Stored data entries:
---*---

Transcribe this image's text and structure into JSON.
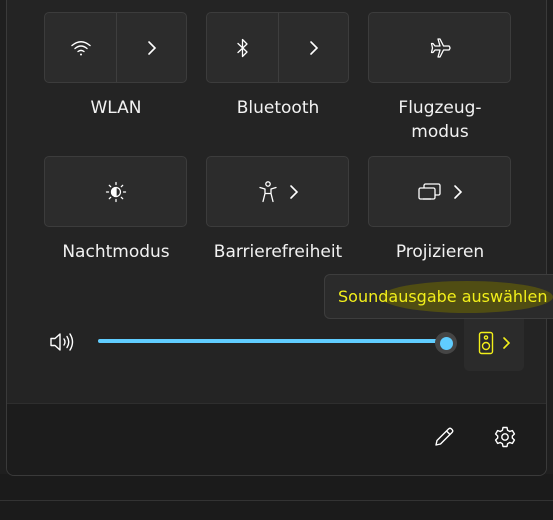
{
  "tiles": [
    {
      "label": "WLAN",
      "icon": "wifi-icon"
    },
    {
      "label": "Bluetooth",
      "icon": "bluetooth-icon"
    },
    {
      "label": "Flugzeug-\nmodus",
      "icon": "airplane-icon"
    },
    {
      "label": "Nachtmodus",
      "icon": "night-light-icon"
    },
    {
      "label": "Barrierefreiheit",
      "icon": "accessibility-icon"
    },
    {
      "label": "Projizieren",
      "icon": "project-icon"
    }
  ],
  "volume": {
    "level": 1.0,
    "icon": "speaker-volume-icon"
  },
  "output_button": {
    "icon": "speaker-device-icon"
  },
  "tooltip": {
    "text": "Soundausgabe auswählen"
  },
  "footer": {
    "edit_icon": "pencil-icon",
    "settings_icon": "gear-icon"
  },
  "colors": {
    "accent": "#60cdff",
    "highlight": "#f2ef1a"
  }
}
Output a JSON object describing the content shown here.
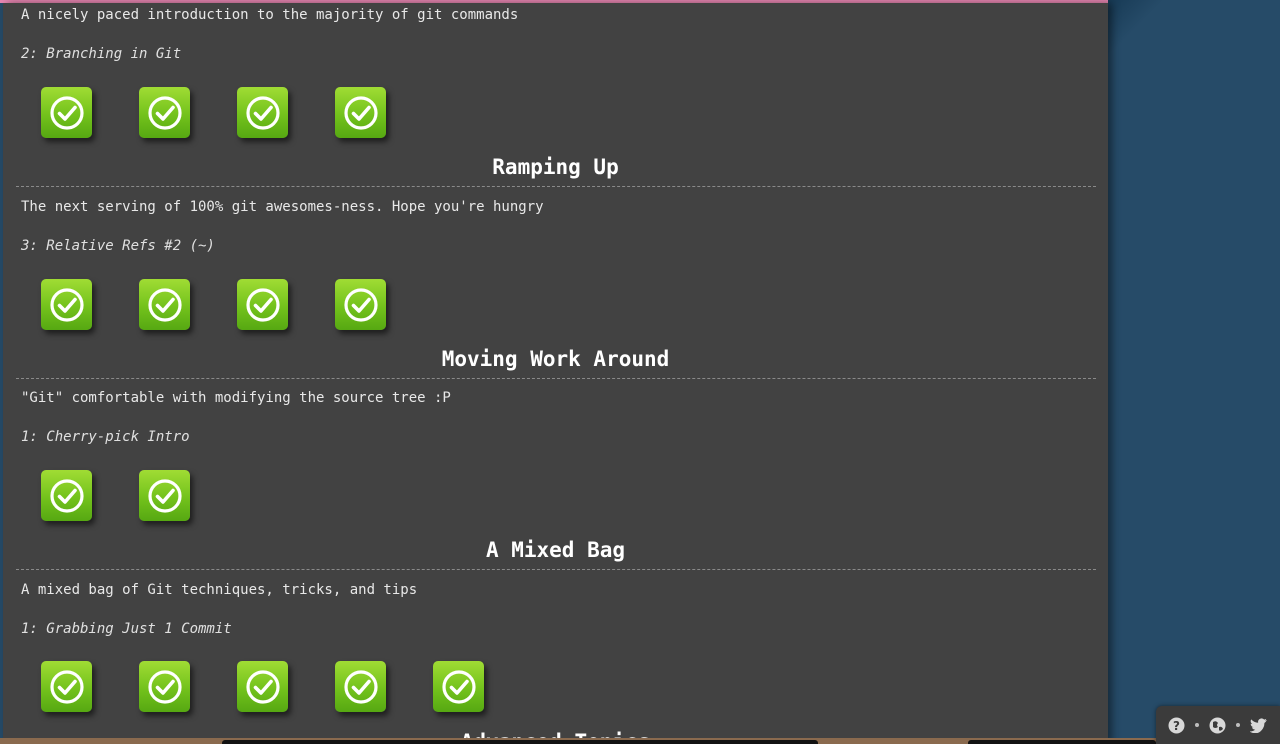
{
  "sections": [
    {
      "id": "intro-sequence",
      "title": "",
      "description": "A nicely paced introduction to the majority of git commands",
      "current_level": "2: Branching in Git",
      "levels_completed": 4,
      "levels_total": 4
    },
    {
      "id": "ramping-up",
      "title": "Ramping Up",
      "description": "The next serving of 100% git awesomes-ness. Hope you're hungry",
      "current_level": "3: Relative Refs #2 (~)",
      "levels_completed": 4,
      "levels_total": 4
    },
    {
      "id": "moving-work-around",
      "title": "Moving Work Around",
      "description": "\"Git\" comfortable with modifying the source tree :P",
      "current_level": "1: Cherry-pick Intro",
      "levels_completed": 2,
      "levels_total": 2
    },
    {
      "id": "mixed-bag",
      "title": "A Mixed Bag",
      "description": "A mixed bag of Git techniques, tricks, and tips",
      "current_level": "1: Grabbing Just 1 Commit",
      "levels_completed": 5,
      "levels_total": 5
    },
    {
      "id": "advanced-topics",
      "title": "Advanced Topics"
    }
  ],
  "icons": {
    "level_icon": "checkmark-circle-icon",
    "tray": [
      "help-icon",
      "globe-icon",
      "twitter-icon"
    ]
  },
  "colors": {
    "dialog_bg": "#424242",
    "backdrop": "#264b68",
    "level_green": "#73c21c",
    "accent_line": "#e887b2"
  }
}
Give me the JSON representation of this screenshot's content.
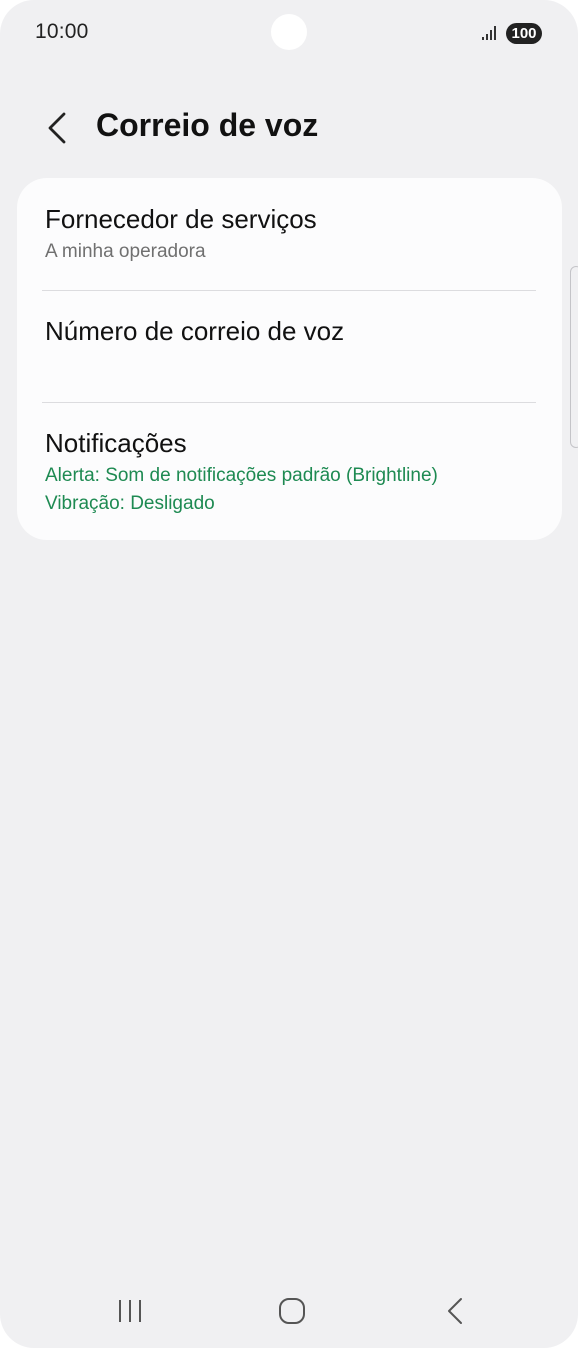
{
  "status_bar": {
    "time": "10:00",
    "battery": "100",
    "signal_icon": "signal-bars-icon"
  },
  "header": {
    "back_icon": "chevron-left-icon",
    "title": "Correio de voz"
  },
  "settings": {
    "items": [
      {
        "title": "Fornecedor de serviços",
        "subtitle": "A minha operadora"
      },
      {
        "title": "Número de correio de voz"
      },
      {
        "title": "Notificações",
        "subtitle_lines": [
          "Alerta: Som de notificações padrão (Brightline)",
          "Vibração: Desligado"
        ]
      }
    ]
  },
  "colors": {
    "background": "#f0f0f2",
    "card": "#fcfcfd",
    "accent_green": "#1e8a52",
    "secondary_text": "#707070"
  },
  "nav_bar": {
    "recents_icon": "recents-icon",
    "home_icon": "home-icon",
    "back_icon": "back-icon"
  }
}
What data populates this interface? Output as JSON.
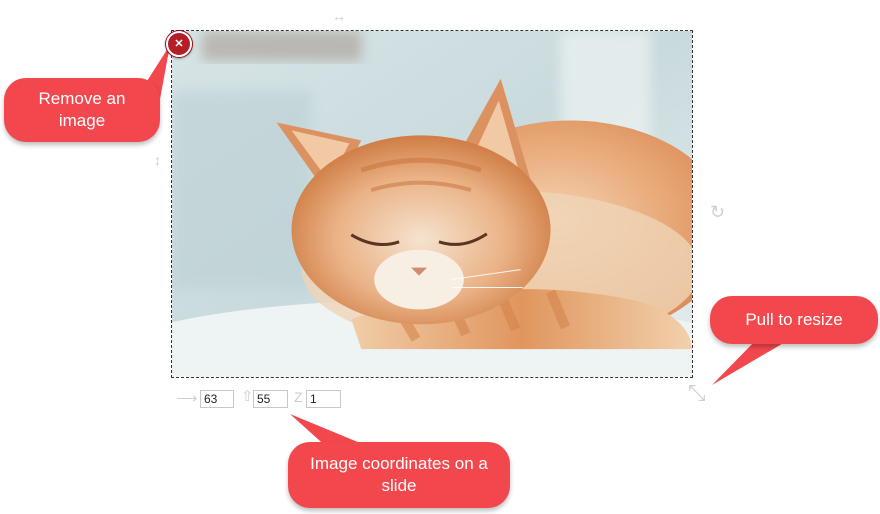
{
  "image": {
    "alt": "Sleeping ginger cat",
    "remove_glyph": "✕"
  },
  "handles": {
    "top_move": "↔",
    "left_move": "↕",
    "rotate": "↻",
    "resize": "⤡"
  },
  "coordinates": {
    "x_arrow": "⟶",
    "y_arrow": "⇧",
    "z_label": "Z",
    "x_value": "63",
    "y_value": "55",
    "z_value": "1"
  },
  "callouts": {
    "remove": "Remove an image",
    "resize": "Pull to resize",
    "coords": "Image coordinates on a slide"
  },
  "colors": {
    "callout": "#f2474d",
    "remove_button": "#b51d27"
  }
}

---*---

Reproduce the material above in full, exactly, with no images.

Expected answer |
Transcribe this image's text and structure into JSON.
{
  "tiles": [
    {
      "label": "WLAN",
      "icon": "wifi-icon"
    },
    {
      "label": "Bluetooth",
      "icon": "bluetooth-icon"
    },
    {
      "label": "Flugzeug-\nmodus",
      "icon": "airplane-icon"
    },
    {
      "label": "Nachtmodus",
      "icon": "night-light-icon"
    },
    {
      "label": "Barrierefreiheit",
      "icon": "accessibility-icon"
    },
    {
      "label": "Projizieren",
      "icon": "project-icon"
    }
  ],
  "volume": {
    "level": 1.0,
    "icon": "speaker-volume-icon"
  },
  "output_button": {
    "icon": "speaker-device-icon"
  },
  "tooltip": {
    "text": "Soundausgabe auswählen"
  },
  "footer": {
    "edit_icon": "pencil-icon",
    "settings_icon": "gear-icon"
  },
  "colors": {
    "accent": "#60cdff",
    "highlight": "#f2ef1a"
  }
}
Output a JSON object describing the content shown here.
{
  "sections": [
    {
      "id": "intro-sequence",
      "title": "",
      "description": "A nicely paced introduction to the majority of git commands",
      "current_level": "2: Branching in Git",
      "levels_completed": 4,
      "levels_total": 4
    },
    {
      "id": "ramping-up",
      "title": "Ramping Up",
      "description": "The next serving of 100% git awesomes-ness. Hope you're hungry",
      "current_level": "3: Relative Refs #2 (~)",
      "levels_completed": 4,
      "levels_total": 4
    },
    {
      "id": "moving-work-around",
      "title": "Moving Work Around",
      "description": "\"Git\" comfortable with modifying the source tree :P",
      "current_level": "1: Cherry-pick Intro",
      "levels_completed": 2,
      "levels_total": 2
    },
    {
      "id": "mixed-bag",
      "title": "A Mixed Bag",
      "description": "A mixed bag of Git techniques, tricks, and tips",
      "current_level": "1: Grabbing Just 1 Commit",
      "levels_completed": 5,
      "levels_total": 5
    },
    {
      "id": "advanced-topics",
      "title": "Advanced Topics"
    }
  ],
  "icons": {
    "level_icon": "checkmark-circle-icon",
    "tray": [
      "help-icon",
      "globe-icon",
      "twitter-icon"
    ]
  },
  "colors": {
    "dialog_bg": "#424242",
    "backdrop": "#264b68",
    "level_green": "#73c21c",
    "accent_line": "#e887b2"
  }
}
Give me the JSON representation of this screenshot's content.
{
  "status_bar": {
    "time": "10:00",
    "battery": "100",
    "signal_icon": "signal-bars-icon"
  },
  "header": {
    "back_icon": "chevron-left-icon",
    "title": "Correio de voz"
  },
  "settings": {
    "items": [
      {
        "title": "Fornecedor de serviços",
        "subtitle": "A minha operadora"
      },
      {
        "title": "Número de correio de voz"
      },
      {
        "title": "Notificações",
        "subtitle_lines": [
          "Alerta: Som de notificações padrão (Brightline)",
          "Vibração: Desligado"
        ]
      }
    ]
  },
  "colors": {
    "background": "#f0f0f2",
    "card": "#fcfcfd",
    "accent_green": "#1e8a52",
    "secondary_text": "#707070"
  },
  "nav_bar": {
    "recents_icon": "recents-icon",
    "home_icon": "home-icon",
    "back_icon": "back-icon"
  }
}
What data populates this interface? Output as JSON.
{
  "image": {
    "alt": "Sleeping ginger cat",
    "remove_glyph": "✕"
  },
  "handles": {
    "top_move": "↔",
    "left_move": "↕",
    "rotate": "↻",
    "resize": "⤡"
  },
  "coordinates": {
    "x_arrow": "⟶",
    "y_arrow": "⇧",
    "z_label": "Z",
    "x_value": "63",
    "y_value": "55",
    "z_value": "1"
  },
  "callouts": {
    "remove": "Remove an image",
    "resize": "Pull to resize",
    "coords": "Image coordinates on a slide"
  },
  "colors": {
    "callout": "#f2474d",
    "remove_button": "#b51d27"
  }
}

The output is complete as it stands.